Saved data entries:
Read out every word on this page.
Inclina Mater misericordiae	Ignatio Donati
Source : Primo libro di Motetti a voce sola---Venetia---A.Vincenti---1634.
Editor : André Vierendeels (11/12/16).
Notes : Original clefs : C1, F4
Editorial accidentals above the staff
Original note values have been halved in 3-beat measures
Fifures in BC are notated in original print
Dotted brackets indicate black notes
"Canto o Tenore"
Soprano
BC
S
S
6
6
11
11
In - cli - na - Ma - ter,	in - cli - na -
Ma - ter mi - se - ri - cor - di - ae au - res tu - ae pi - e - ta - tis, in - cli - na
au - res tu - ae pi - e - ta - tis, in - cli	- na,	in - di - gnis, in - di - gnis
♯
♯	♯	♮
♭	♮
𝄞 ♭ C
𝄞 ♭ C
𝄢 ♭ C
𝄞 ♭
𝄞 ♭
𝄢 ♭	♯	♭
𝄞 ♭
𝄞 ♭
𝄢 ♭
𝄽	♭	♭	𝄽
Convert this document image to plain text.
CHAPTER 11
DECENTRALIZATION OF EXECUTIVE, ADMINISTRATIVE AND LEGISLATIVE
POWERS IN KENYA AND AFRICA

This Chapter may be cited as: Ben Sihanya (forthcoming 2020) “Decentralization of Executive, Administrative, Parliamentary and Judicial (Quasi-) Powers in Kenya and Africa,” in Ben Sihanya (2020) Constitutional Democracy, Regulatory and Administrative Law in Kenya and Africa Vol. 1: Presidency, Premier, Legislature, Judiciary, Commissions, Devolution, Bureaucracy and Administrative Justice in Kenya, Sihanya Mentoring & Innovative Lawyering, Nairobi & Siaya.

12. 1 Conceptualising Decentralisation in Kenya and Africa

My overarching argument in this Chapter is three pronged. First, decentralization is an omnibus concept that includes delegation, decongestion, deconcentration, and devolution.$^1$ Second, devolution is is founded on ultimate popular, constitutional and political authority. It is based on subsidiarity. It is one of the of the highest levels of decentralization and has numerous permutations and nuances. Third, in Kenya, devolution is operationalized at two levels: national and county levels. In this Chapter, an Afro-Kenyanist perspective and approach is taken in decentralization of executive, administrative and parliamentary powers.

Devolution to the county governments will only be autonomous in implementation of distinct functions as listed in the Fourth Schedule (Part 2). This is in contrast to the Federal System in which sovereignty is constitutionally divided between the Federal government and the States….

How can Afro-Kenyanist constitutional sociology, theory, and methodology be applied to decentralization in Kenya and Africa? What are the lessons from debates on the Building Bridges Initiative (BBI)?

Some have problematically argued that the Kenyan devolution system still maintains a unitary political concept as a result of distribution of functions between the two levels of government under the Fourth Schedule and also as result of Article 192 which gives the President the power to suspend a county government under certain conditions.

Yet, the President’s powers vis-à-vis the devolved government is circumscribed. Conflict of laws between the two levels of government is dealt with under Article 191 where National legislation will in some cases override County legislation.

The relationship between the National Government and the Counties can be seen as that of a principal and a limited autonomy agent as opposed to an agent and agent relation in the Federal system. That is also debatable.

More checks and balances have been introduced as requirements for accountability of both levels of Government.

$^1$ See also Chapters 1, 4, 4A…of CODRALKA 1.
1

== Brief ==
Go through the material line by line. Show each line that contains the string "been".

== Response below ==
Original note values have been halved in 3-beat measures
More checks and balances have been introduced as requirements for accountability of both levels of Government.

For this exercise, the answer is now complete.